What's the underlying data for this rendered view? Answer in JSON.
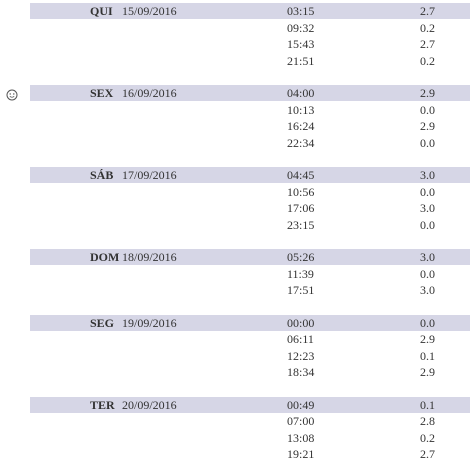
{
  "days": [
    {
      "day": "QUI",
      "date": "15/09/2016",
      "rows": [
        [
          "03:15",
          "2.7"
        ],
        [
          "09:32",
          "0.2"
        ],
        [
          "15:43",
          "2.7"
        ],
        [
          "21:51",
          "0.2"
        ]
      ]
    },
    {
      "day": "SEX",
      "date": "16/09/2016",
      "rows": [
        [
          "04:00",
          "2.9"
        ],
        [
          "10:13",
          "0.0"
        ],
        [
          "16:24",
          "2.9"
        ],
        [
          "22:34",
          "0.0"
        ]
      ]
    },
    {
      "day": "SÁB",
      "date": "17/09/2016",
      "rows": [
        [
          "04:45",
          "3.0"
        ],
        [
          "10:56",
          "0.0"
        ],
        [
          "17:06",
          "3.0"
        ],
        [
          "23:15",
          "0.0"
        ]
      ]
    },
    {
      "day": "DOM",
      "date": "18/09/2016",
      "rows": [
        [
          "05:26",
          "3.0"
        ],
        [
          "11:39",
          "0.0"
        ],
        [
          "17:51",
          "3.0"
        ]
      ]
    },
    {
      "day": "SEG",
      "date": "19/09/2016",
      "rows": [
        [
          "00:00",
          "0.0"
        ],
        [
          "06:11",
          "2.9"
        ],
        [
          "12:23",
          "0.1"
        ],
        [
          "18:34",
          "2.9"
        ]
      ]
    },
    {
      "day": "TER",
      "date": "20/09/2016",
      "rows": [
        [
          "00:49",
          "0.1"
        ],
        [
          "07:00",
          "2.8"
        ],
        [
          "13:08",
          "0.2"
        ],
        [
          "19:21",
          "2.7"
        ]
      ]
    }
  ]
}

Aim of the exercise: Collect, from the material above, every line containing the word "date".

Response:
      "date": "15/09/2016",
      "date": "16/09/2016",
      "date": "17/09/2016",
      "date": "18/09/2016",
      "date": "19/09/2016",
      "date": "20/09/2016",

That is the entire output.